EXERCISE:
Of the lines below, how many hold the string "text"? Give only the number.
==================================================
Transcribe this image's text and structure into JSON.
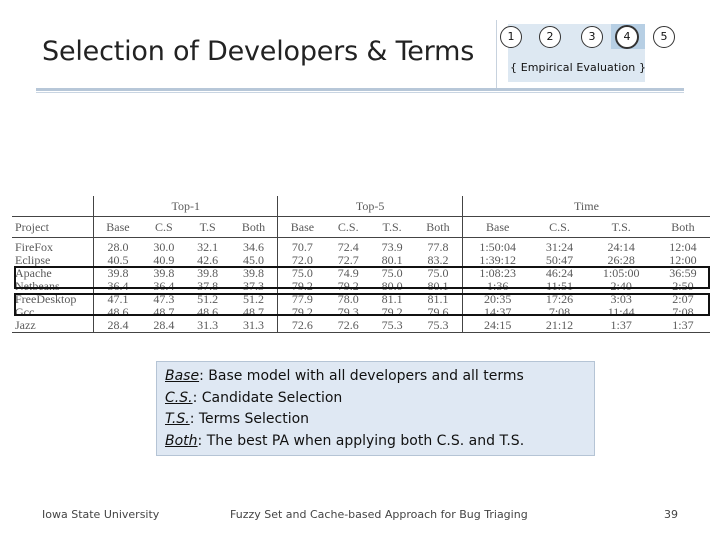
{
  "slide": {
    "title": "Selection of Developers & Terms",
    "steps": [
      "1",
      "2",
      "3",
      "4",
      "5"
    ],
    "active_step": "4",
    "stage_label": "{ Empirical Evaluation }"
  },
  "table": {
    "groups": [
      "",
      "Top-1",
      "Top-5",
      "Time"
    ],
    "columns": [
      "Project",
      "Base",
      "C.S",
      "T.S",
      "Both",
      "Base",
      "C.S.",
      "T.S.",
      "Both",
      "Base",
      "C.S.",
      "T.S.",
      "Both"
    ],
    "rows": [
      [
        "FireFox",
        "28.0",
        "30.0",
        "32.1",
        "34.6",
        "70.7",
        "72.4",
        "73.9",
        "77.8",
        "1:50:04",
        "31:24",
        "24:14",
        "12:04"
      ],
      [
        "Eclipse",
        "40.5",
        "40.9",
        "42.6",
        "45.0",
        "72.0",
        "72.7",
        "80.1",
        "83.2",
        "1:39:12",
        "50:47",
        "26:28",
        "12:00"
      ],
      [
        "Apache",
        "39.8",
        "39.8",
        "39.8",
        "39.8",
        "75.0",
        "74.9",
        "75.0",
        "75.0",
        "1:08:23",
        "46:24",
        "1:05:00",
        "36:59"
      ],
      [
        "Netbeans",
        "36.4",
        "36.4",
        "37.8",
        "37.3",
        "79.2",
        "79.2",
        "80.0",
        "80.1",
        "1:36",
        "11:51",
        "2:40",
        "2:50"
      ],
      [
        "FreeDesktop",
        "47.1",
        "47.3",
        "51.2",
        "51.2",
        "77.9",
        "78.0",
        "81.1",
        "81.1",
        "20:35",
        "17:26",
        "3:03",
        "2:07"
      ],
      [
        "Gcc",
        "48.6",
        "48.7",
        "48.6",
        "48.7",
        "79.2",
        "79.3",
        "79.2",
        "79.6",
        "14:37",
        "7:08",
        "11:44",
        "7:08"
      ],
      [
        "Jazz",
        "28.4",
        "28.4",
        "31.3",
        "31.3",
        "72.6",
        "72.6",
        "75.3",
        "75.3",
        "24:15",
        "21:12",
        "1:37",
        "1:37"
      ]
    ]
  },
  "legend": [
    {
      "term": "Base",
      "text": ": Base model with all developers and all terms"
    },
    {
      "term": "C.S.",
      "text": ": Candidate Selection"
    },
    {
      "term": "T.S.",
      "text": ": Terms Selection"
    },
    {
      "term": "Both",
      "text": ": The best PA when applying both C.S. and T.S."
    }
  ],
  "footer": {
    "left": "Iowa State University",
    "center": "Fuzzy Set and Cache-based Approach for Bug Triaging",
    "page": "39"
  }
}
==================================================
EXERCISE RESPONSE:
5